**PROBLEMS TO WORK ON**
1 - In the essay on New York, from what floor is the city at night seen?
2 - Print the stretch of the essay on New York from "The essay below, impressions" through "Museum of Art.".

TABLE OF CONTENTS

PRINT May 1969

New York Seen

The essay below, impressions of New York by Fernand Léger, is reprinted from Cahiers d’Art, Vol. 6 Nos. 9–10, 1931. The translation is by Henry Geldzahler, Curator of American Art, Metropolitan Museum of Art.

For Sara Murphy

THE MOST COLOSSAL SPECTACLE in the world. Neither cinema nor photography nor journalism has tarnished that astonishing event, New York at night seen from the fortieth floor. This city has resisted all the vulgarizations, all the curiosity of men who have tried to describe it, to copy it. It retains its freshness, its unexpectedness, its surprise for the traveler who sees it for the first time.

The steamer, losing speed, quietly changes perspectives; we look for the Statue of Liberty, the gift of France; it’s a modest little statuette, forgotten in the midst of the port at the foot of this new audacious and vertical continent. We don’t see her, she has in vain raised her arm as high as possible. It is useless, she declares, like a woman who keeps vigil over enormous moving objects, over forms which, unconcerned and majestic, overshadow her . . .

Six o’clock at night. The steamer progresses slowly. A mass as straight, high and elegant as a church appears in the distance, enveloped in pink and blue fog, soft as a pastel, compacted in the gothic style, projected toward the sky like a challenge. What is this new religion?

It is Wall Street which dominates this new world from its great height. After a six day crossing through fluid, elusive, moving and supple water, we arrive at this sheer mountain, this work of men which, slowly, extricates itself, becomes clearer, becomes explicit with its diagonals, its systematic fenestration, its metallic color. It rises violently above the level of the sea. The boat turns . . . it disappears slowly, its contours shining like armor.

This is the apotheosis of vertical architecture; a bold arrangement between architects and unscrupulous bankers, driven by necessity, an unknown elegance, unwilled, becomes explicit in this geometric abstraction. Narrowed into two metal angles, these are numerals, numbers that rise stiffly to the sky tamed by warping perspective . . .

A new world! . . .

. . . Brooklyn! Its massive docks, in shadow and in light, bridges with projecting vertical, horizontal and oblique lines . . . The birth of New York in light that increases bit by bit as we make our way into the city . . . New York with millions of luminous windows . . . How many windows? What German will figure out this original statistic?

Surprising country where the houses are taller than the churches, where the window washers are millionaires, where soccer games are played between prisoners and police!

The beauty of New York in the evening is made up of these uncountable illuminated dots and of the infinite play of flashing neon signs.

The severity of the architecture is broken by limitless fantasies of colored lights. The great spectacle begins when we arise, and this radiant vision has something special about it which no artist, no matter how great a genius, has set down, and which no set designer has yet captured. No one has “fixed the game.” This moving theater piece is played by buildings inhabited by tenants like you and me. The thousands of lights that stun us, reveal people who work modestly at their ungrateful daily tasks. This gigantic architecture is strictly functional and rational; the vertical thrust is economic.

[Layout coordinate data]

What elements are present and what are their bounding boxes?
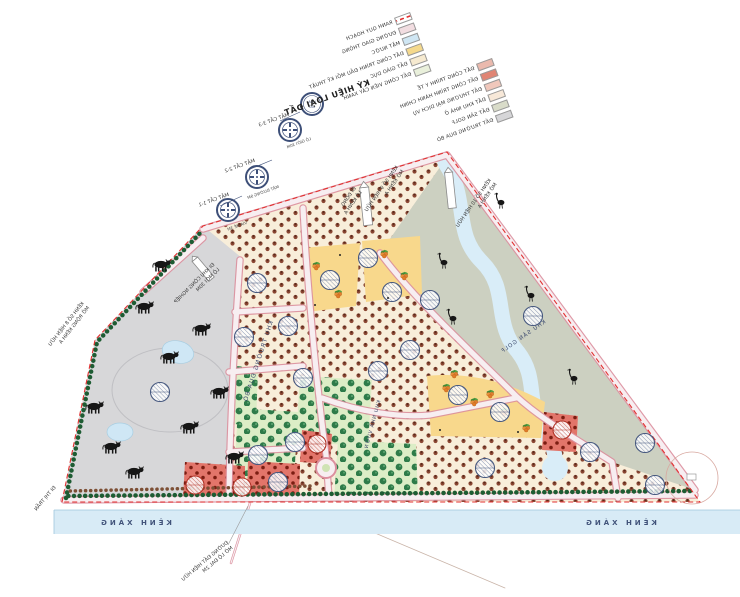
parcel-survey-circle — [449, 386, 468, 405]
parcel-survey-circle — [321, 271, 340, 290]
parcel-survey-circle — [279, 317, 298, 336]
section-circle-1 — [279, 119, 301, 141]
survey-dot — [339, 254, 341, 256]
parcel-survey-circle-red — [553, 421, 571, 439]
parcel-survey-circle — [383, 283, 402, 302]
parcel-survey-circle — [235, 328, 254, 347]
golf-stream-pool — [542, 455, 568, 481]
parcel-survey-circle — [581, 443, 600, 462]
parcel-survey-circle — [249, 446, 268, 465]
parcel-survey-circle-red — [308, 435, 326, 453]
parcel-survey-circle-red — [233, 478, 251, 496]
parcel-survey-circle — [151, 383, 170, 402]
parcel-survey-circle — [421, 291, 440, 310]
parcel-survey-circle — [636, 434, 655, 453]
parcel-survey-circle — [491, 403, 510, 422]
parcel-survey-circle — [294, 369, 313, 388]
parcel-survey-circle — [646, 476, 665, 495]
ostrich-icon — [494, 193, 504, 209]
parcel-survey-circle — [524, 307, 543, 326]
parcel-survey-circle — [476, 459, 495, 478]
survey-dot — [314, 304, 316, 306]
roundabout-center — [322, 464, 330, 472]
survey-dot — [387, 297, 389, 299]
parcel-survey-circle — [369, 362, 388, 381]
mirrored-master-plan-scene: HOA GIÓ KHU TRƯỜNG ĐUA BÒ KHU SÂN GOLF K… — [0, 0, 740, 597]
survey-dot — [517, 431, 519, 433]
parcel-survey-circle — [248, 274, 267, 293]
parcel-survey-circle — [269, 473, 288, 492]
canal-label-east: KÊNH XÁNG — [583, 518, 657, 527]
parcel-survey-circle — [359, 249, 378, 268]
corner-structure — [687, 474, 696, 480]
canal-label-west: KÊNH XÁNG — [98, 518, 172, 527]
parcel-survey-circle-red — [186, 476, 204, 494]
parcel-survey-circle — [286, 433, 305, 452]
pasture-pond-2 — [107, 423, 133, 441]
survey-dot — [439, 429, 441, 431]
parcel-survey-circle — [401, 341, 420, 360]
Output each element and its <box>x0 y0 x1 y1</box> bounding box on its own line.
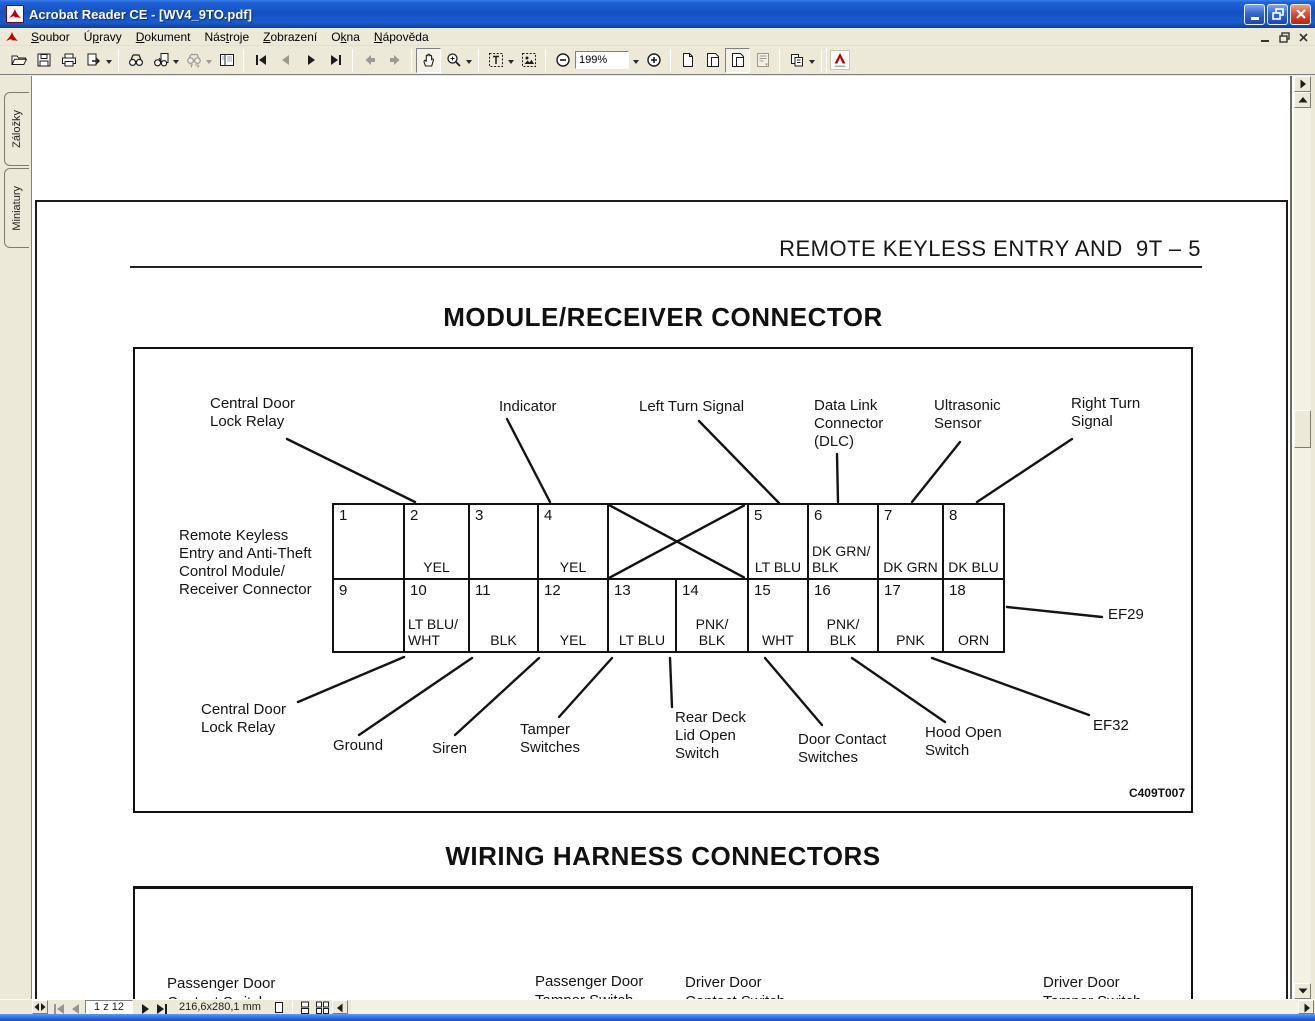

**WRITTEN RESPONSES**
1 - The fortieth floor.

2 -
The essay below, impressions of New York by Fernand Léger, is reprinted from Cahiers d’Art, Vol. 6 Nos. 9–10, 1931. The translation is by Henry Geldzahler, Curator of American Art, Metropolitan Museum of Art.